◆ PROBLEM DETAILS
Can you quote the records below in full, word for word?
# START OF INPUT MATERIAL
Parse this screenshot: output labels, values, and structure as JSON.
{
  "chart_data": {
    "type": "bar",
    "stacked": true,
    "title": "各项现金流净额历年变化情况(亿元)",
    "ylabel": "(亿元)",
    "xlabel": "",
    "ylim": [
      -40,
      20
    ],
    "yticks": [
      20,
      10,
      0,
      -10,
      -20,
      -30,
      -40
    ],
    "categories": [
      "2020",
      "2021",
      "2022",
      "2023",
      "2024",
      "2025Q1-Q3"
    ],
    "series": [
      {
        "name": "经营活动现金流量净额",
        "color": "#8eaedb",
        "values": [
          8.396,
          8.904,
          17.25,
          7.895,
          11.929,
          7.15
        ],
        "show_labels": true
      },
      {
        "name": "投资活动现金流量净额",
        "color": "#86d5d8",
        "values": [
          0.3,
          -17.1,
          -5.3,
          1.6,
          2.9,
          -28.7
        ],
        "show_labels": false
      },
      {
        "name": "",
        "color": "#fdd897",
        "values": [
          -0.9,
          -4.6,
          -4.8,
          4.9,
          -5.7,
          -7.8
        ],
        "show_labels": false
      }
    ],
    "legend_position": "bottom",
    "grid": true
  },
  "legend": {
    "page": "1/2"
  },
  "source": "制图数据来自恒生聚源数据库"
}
# END OF INPUT MATERIAL
◆ TASK ANSWER
Parse this screenshot: output labels, values, and structure as JSON.
{
  "chart_data": {
    "type": "bar",
    "stacked": true,
    "title": "各项现金流净额历年变化情况(亿元)",
    "ylabel": "(亿元)",
    "xlabel": "",
    "ylim": [
      -40,
      20
    ],
    "yticks": [
      20,
      10,
      0,
      -10,
      -20,
      -30,
      -40
    ],
    "categories": [
      "2020",
      "2021",
      "2022",
      "2023",
      "2024",
      "2025Q1-Q3"
    ],
    "series": [
      {
        "name": "经营活动现金流量净额",
        "color": "#8eaedb",
        "values": [
          8.396,
          8.904,
          17.25,
          7.895,
          11.929,
          7.15
        ],
        "show_labels": true
      },
      {
        "name": "投资活动现金流量净额",
        "color": "#86d5d8",
        "values": [
          0.3,
          -17.1,
          -5.3,
          1.6,
          2.9,
          -28.7
        ],
        "show_labels": false
      },
      {
        "name": "",
        "color": "#fdd897",
        "values": [
          -0.9,
          -4.6,
          -4.8,
          4.9,
          -5.7,
          -7.8
        ],
        "show_labels": false
      }
    ],
    "legend_position": "bottom",
    "grid": true
  },
  "legend": {
    "page": "1/2"
  },
  "source": "制图数据来自恒生聚源数据库"
}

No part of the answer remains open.